From Data Visualization to Interactive Data Analysis

Three main uses of data visualization

I know I am running the risk of falling into gross simplification. However, I still find it useful to identify three main categories of data visualizations in terms of what their main (intended or unintended) purpose is. This will help me clarify a few ideas later on.

  1. Explanatory. The main goal here is to use graphics as a way to explain some complex idea, phenomenon or process. This is an area where graphical representation shines: we are visual creatures and a picture is sometime really worth a thousand words. Data journalism has provided over the years most of the best contributions to the art of explaining complex things through data (see the amazing work done by the New York Times and Washington Post over the years). But this is also the realm of education, especially scientific education which is often based on numbers and graphs. And this is also the area of that beautiful recent trend called “explorable explanations”, pioneered by Bret Victor and popularized by many other fantastic people like Nicky Case.
  2. Analytical. The main goal here is to extract information out of data with the purpose of answering questions and advancing understanding of some phenomenon of interest. Sure, explanatory visualization is also about helping people understand something. But the main difference here is that in explanatory visualization the author knows already what to visualize (after having performed some analysis), whereas in analysis the main use of visualization is to understand the data in the first place. There are a million names people have used to define this activity. The most recent and fashionable one is Data Science and more specifically that part of Data Science called “Exploratory Data Analysis”, a term invented by the great John Tukey a few decades ago. To make things simple I’ll call this just the good old name: Data Analysis, or maybe, Visual Data Analysis, or even, Interactive Visual Data Analysis to emphasize the use of graphical representations one can interact with (some in academia and business call this Visual Analytics also).

Why talk more about data analysis?

This essay, and the talk that preceded it, aims at better defining the role of visualization in data analysis and spurring more conversations about what is happening in this area of visualization which, unfortunately, it’s not blessed with the same limelight of the other purposes.

RevEx. An interactive data exploration tool we developed to help Charles Ornstein from ProPublica sift through millions of reviews from Yelp.

Side note on “understanding”

Did you notice? When we talk about data analysis problems we often describe the goal as “understanding” something. We can then postulate that the main purpose of data analysis is to better understand something through data.

Relationship between reality, data/statistical models, human mental models.

How Does Interactive Data Analysis Work?

  • Generating questions. A problem specification is typically too high-level and loosely specified to translate directly into some data analysis actions (a problem that is often overlooked and not well understood). Typically, the problem needs to be translated (implicitly or, better, explicitly) into a number of data analysis questions.
  • Gathering, transforming and familiarizing with the data. Some projects have data available, whereas some others require some degree of data search or generation. In any case, all projects require the analyst to familiarize with the content and its meaning and perform multiple transformations, both to familiarize with the data (e.g., often slicing, dicing and aggregating the data) and to prepare it for the analysis one is planning to perform.

****

# Job 1
Answer these from the data visualization essay:
(a) Who coined the term "Exploratory Data Analysis"?
(b) Which interactive tool was built for Charles Ornstein, and what did it help him sift through?
(c) Who pioneered "explorable explanations"?
# Job 2
Please continue the essay on interactive data analysis from its last sentence.

****

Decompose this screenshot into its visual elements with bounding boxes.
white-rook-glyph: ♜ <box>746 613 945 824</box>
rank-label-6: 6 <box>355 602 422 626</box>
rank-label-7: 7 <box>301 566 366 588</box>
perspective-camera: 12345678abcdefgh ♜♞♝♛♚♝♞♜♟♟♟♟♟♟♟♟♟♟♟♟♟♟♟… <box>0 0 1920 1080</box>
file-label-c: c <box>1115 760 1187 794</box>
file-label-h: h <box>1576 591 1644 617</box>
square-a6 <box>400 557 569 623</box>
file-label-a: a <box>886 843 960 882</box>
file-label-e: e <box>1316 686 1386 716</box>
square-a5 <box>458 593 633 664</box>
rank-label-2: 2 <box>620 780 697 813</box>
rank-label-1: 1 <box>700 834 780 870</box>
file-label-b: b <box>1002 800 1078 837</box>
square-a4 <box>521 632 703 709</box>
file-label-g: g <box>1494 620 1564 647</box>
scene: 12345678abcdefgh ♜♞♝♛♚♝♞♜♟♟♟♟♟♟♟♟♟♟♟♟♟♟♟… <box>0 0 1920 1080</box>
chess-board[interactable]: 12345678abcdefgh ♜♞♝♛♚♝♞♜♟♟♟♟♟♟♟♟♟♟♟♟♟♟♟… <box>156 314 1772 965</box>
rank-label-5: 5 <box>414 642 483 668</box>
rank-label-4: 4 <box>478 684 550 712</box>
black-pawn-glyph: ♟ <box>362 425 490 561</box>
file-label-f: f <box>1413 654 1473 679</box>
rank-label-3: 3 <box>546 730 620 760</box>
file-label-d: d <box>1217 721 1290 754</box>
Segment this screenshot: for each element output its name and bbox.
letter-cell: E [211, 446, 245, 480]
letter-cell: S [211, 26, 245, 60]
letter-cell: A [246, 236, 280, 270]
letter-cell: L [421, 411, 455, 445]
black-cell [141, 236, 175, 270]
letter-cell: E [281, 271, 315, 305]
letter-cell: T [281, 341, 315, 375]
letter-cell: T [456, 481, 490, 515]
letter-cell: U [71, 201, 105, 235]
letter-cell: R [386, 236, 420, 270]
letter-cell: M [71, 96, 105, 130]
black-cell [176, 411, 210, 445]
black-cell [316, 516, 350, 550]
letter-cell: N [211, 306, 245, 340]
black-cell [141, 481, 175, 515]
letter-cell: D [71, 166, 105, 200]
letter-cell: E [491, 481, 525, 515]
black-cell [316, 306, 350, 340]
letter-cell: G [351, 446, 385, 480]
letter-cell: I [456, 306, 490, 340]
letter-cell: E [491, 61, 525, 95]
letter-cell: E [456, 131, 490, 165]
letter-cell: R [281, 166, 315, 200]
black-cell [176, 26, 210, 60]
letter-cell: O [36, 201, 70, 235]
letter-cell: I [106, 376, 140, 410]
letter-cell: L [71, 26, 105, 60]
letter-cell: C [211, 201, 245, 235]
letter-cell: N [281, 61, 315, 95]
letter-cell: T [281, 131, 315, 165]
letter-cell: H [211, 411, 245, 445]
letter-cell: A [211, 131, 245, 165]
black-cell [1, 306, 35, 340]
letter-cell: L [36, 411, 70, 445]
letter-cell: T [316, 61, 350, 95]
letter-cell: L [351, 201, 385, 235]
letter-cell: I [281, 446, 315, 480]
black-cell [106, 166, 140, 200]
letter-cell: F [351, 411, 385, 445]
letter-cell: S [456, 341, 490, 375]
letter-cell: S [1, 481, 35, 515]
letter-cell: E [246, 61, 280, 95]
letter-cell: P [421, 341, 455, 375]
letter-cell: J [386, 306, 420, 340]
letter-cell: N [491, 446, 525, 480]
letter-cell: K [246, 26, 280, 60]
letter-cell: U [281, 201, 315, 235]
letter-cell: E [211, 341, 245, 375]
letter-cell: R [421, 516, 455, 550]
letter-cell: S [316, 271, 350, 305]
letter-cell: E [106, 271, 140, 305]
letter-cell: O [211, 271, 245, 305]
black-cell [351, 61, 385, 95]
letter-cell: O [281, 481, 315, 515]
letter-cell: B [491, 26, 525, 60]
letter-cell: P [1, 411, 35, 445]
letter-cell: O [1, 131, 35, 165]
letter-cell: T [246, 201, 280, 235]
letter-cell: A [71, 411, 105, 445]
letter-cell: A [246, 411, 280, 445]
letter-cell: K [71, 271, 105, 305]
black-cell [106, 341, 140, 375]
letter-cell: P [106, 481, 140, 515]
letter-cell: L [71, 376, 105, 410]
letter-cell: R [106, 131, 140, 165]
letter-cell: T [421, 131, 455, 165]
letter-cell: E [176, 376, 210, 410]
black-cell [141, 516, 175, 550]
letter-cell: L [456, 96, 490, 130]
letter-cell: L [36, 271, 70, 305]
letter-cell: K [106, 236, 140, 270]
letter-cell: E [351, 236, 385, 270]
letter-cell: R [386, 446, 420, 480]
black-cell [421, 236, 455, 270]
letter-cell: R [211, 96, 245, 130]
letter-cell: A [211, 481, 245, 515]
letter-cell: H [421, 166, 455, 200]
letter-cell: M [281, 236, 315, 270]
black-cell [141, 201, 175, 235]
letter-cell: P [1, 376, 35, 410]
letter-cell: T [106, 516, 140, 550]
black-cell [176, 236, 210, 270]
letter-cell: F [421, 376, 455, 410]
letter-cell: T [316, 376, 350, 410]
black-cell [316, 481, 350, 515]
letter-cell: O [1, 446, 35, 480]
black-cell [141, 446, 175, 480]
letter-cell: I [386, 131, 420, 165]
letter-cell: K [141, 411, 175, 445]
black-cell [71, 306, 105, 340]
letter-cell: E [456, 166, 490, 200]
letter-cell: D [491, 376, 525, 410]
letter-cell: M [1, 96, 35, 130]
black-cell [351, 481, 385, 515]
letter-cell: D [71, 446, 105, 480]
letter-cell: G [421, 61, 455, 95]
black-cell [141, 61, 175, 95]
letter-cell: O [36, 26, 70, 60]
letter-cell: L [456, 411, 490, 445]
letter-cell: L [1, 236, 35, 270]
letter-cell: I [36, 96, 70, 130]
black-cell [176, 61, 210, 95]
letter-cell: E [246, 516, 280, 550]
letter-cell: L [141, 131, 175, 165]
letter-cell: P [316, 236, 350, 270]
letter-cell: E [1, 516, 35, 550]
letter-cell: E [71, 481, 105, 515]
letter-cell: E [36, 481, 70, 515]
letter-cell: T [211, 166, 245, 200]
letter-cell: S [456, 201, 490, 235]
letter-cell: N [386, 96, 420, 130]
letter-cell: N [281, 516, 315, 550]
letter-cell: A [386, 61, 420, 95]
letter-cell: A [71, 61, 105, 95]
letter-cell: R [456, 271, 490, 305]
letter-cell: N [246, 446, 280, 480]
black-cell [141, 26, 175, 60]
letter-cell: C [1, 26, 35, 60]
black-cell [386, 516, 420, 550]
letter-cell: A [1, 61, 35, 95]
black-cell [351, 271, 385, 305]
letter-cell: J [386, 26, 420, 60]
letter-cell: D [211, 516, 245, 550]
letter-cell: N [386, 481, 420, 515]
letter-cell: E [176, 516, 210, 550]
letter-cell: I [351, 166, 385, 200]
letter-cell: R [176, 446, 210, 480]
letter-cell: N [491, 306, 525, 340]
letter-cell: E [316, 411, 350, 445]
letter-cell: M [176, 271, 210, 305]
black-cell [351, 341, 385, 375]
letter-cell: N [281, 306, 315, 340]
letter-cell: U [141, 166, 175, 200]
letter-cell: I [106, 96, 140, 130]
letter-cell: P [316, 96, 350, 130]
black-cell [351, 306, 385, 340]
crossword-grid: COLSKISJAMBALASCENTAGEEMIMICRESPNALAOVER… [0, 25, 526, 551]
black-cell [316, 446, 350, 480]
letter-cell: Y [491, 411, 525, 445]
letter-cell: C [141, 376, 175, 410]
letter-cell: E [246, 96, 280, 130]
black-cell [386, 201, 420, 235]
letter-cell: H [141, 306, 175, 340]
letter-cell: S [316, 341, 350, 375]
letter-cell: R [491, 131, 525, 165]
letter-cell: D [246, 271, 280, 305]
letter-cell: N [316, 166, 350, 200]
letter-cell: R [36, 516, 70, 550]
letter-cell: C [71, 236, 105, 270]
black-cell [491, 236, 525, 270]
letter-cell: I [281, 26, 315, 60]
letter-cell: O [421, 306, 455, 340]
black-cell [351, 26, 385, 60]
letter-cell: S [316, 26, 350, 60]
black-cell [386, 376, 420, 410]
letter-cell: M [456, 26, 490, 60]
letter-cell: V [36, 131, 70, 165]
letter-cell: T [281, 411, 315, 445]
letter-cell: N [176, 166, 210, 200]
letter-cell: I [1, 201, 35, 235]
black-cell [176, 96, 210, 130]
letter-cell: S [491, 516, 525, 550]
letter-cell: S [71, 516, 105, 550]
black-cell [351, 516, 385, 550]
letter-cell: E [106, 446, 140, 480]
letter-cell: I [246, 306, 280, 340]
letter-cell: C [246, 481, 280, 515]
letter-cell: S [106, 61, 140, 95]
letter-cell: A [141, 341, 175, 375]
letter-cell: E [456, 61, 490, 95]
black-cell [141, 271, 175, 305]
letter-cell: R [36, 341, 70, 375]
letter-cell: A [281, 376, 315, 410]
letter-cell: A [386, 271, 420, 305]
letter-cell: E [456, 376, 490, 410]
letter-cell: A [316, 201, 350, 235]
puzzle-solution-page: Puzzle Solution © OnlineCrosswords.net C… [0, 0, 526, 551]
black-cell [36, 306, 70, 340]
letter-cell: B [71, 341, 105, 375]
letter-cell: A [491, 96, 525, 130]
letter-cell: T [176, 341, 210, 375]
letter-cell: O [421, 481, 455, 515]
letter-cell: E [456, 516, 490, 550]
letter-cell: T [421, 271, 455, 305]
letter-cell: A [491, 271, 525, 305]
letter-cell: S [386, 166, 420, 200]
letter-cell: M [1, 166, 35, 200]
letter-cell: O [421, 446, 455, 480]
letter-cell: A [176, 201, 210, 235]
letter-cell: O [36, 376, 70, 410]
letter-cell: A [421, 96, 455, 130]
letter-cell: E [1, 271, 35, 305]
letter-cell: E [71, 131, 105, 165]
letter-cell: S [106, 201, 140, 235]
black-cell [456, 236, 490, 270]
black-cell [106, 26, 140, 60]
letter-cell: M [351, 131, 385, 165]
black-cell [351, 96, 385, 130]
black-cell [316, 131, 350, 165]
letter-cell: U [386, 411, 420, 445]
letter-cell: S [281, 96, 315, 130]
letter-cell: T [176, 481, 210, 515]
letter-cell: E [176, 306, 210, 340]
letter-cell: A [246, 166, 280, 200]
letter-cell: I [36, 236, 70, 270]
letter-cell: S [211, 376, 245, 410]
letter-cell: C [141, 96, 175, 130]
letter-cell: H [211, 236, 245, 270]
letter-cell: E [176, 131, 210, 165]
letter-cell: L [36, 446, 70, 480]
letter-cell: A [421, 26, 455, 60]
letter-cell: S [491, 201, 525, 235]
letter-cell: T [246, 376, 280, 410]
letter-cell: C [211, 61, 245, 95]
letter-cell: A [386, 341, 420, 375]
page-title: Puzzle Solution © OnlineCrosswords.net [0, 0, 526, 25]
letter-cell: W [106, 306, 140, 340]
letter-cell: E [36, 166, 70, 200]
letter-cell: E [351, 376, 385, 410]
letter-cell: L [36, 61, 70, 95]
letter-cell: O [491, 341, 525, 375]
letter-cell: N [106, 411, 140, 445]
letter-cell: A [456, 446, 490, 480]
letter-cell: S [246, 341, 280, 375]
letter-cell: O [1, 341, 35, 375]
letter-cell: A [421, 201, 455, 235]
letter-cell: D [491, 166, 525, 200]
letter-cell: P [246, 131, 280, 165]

****

# Task result 1
(a) John Tukey.
(b) RevEx, which helped him sift through millions of reviews from Yelp.
(c) Bret Victor.

# Task result 2
  • Creating models out of data. Not all projects require this steps, but some do. Using statistical modeling and machine learning methods can be useful when the question asked can be answered more easily by building a model. While most of what modeling people talk about is prediction, models can be extremely powerful tools for exploration and hypothesis generation. Examples of methods that can be used for this step are clustering, dimensionality reduction, simple regressions and various NLP (natural language processing) methods to convert text into meaningful numbers.
  • Visualizing data and models. This is where data is observed through your eyes. Now, most people think fancy charts when thinking about this stage, but simple representations like tables and lists are perfectly reasonable visualization for many problems. This is where the results obtained from data transformation and querying (or from some model) are turned into something our eyes can digest and hopefully understand. This is the step we all, data visualizers, love and live by.
  • Interpreting the results. Once the results have been generated and represented in some visual format, they need to be interpreted by someone. This is a crucial step and an often overlooked one. Behind the screen there is a human who needs to understand what all those colored dots and numbers mean. This is a complex activity which includes steps such as: understanding how to read the graph, understanding what the graph communicates about the phenomenon of interest, linking the results to questions and pre-existing knowledge of the problem. Note that interpretation here is heavily influenced by pre-existing knowledge. This includes at least knowledge about the domain problem, the data transformation process, the modeling, the visual representation. This is another aspect of visualization and analysis that is often overlooked.
  • Generating inferences and more questions. All of these steps ultimately lead to creating some new knowledge and, most of the time, generating additional questions or hypotheses. This is an interesting property of data analysis: its outcome is not only answers but also questions; hopefully better and more refined ones. One important aspect of this step is that one may generate incorrect inferences here, so not all processes necessarily lead to positive outcomes and not all analyses are equally effective.

Important aspects of data analysis

There are a few important aspects of this process that I would like to highlight:

  1. Some activities are exclusively human. Did you notice? Quite a good number of steps in the process are exclusively human (see the red boxes in the figure above): defining problems, generating questions, interpreting the results and generating inferences and new questions. It’s all about human activities, not technological ones. Which leads us to ask: how much do we know about how humans think with data? And how can we expand our knowledge so that we can improve this process?
  2. Visualization is just a small portion of the process. For data visualizers like us this is a crucial observation. As much as we love the visualization step, we have to recognize that when visualization is used for data analysis, it represents just a small portion of a much more varied set of activities. This is not to say that visualization is not important or challenging, but it’s crucial to realize what the big picture is. The effectiveness of the whole process depends on all of the steps above, not just visual representation.

Quo vadis interaction?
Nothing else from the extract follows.